▶ _SHORT EXERCISE_
Copy out all lines carrying the word "document".

▶ _RECORDS SHOWN_
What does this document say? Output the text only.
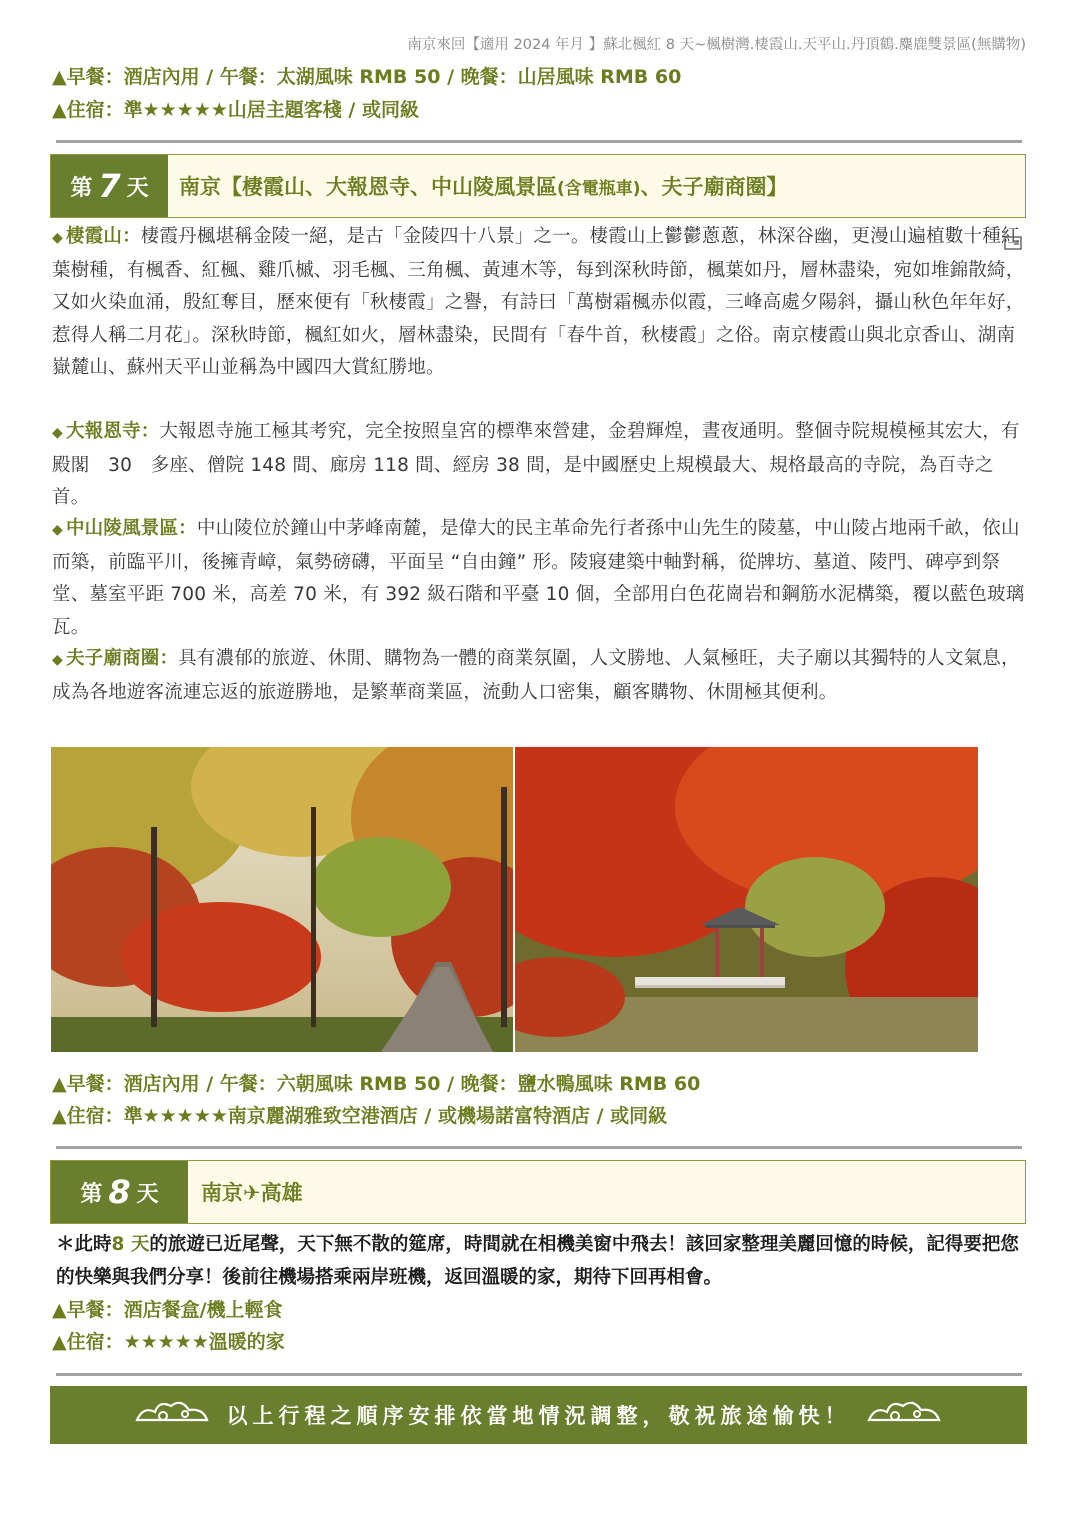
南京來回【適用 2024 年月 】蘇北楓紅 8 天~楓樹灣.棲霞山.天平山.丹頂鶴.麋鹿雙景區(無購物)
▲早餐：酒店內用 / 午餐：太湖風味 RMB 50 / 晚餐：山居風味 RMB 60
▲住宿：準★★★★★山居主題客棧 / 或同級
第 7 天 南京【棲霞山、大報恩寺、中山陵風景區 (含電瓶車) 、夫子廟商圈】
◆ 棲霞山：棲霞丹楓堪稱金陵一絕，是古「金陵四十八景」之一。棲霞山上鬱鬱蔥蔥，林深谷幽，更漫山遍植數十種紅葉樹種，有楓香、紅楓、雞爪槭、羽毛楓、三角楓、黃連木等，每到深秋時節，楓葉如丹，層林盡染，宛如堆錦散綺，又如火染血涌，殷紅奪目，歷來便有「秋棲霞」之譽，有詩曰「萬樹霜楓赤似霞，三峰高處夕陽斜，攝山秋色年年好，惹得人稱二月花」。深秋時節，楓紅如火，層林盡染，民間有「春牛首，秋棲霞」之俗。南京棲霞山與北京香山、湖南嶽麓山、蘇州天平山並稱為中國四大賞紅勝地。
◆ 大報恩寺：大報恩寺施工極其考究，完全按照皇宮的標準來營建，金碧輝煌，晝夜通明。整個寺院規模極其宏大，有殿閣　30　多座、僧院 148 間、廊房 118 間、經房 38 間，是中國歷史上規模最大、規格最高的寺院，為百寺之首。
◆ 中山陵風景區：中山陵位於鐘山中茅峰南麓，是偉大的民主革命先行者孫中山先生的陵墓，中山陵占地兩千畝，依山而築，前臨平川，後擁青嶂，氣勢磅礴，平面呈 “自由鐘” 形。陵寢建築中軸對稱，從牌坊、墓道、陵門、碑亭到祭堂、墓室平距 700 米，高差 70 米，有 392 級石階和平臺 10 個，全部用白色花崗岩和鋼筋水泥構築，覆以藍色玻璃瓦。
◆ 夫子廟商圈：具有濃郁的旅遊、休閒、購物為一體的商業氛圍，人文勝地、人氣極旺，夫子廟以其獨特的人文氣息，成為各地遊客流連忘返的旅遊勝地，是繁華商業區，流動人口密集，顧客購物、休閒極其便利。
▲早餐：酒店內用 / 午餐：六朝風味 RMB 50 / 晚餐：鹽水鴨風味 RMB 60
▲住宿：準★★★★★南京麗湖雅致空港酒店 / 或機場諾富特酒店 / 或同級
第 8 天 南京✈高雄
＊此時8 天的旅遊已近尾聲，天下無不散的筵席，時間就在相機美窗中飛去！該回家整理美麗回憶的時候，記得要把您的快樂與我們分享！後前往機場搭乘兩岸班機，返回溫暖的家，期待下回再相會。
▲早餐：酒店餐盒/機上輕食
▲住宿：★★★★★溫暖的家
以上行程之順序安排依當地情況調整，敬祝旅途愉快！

---

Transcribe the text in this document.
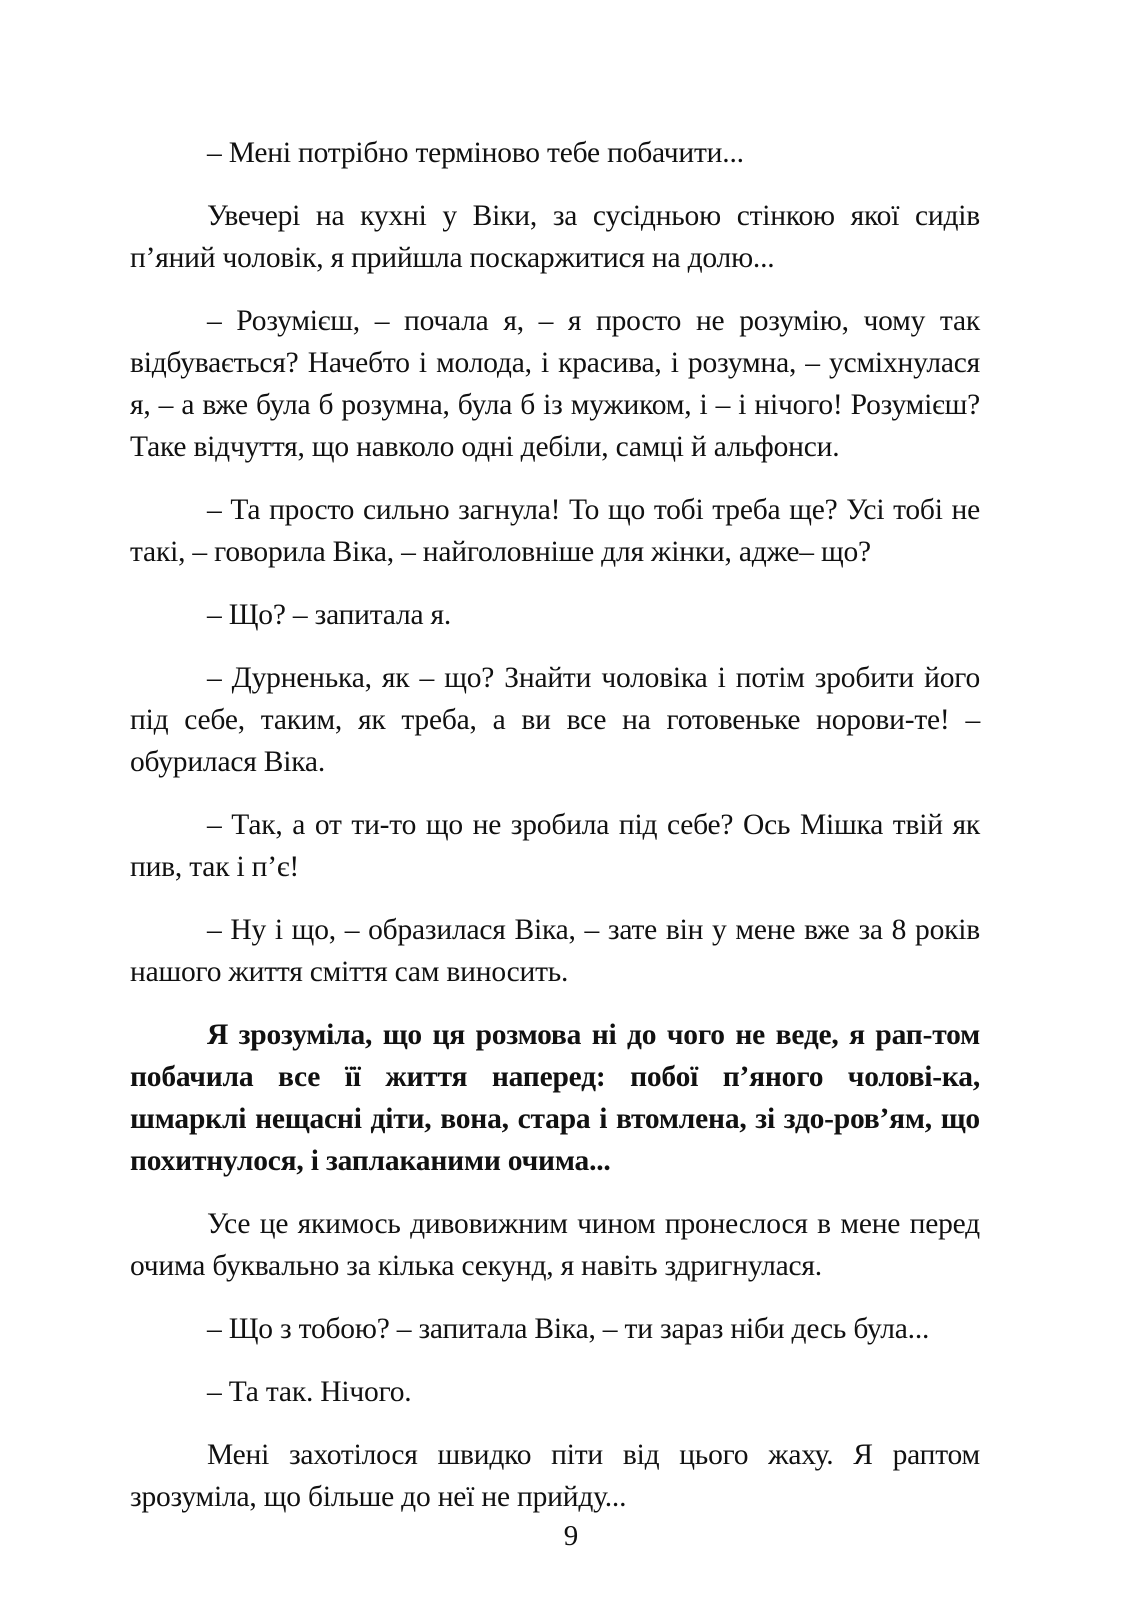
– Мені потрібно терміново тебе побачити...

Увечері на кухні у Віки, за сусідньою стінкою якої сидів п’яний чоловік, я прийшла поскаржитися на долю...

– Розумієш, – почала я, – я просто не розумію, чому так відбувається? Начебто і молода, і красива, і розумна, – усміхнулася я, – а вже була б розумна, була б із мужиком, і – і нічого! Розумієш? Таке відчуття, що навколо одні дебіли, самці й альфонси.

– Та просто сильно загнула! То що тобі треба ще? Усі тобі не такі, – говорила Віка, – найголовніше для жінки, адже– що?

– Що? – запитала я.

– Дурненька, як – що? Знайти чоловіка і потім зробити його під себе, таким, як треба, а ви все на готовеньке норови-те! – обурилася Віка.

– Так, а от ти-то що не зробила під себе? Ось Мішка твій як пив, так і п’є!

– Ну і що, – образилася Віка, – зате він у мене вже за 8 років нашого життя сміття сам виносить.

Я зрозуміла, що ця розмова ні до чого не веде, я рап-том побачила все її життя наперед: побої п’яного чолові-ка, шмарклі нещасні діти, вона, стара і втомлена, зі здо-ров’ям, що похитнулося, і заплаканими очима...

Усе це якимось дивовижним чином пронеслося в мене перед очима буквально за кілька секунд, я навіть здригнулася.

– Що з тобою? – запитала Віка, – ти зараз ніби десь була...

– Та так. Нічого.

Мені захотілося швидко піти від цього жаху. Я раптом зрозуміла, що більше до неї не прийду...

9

▶ _RESULT_
What does this document say? Output the text only.
Transcribe the text in this document.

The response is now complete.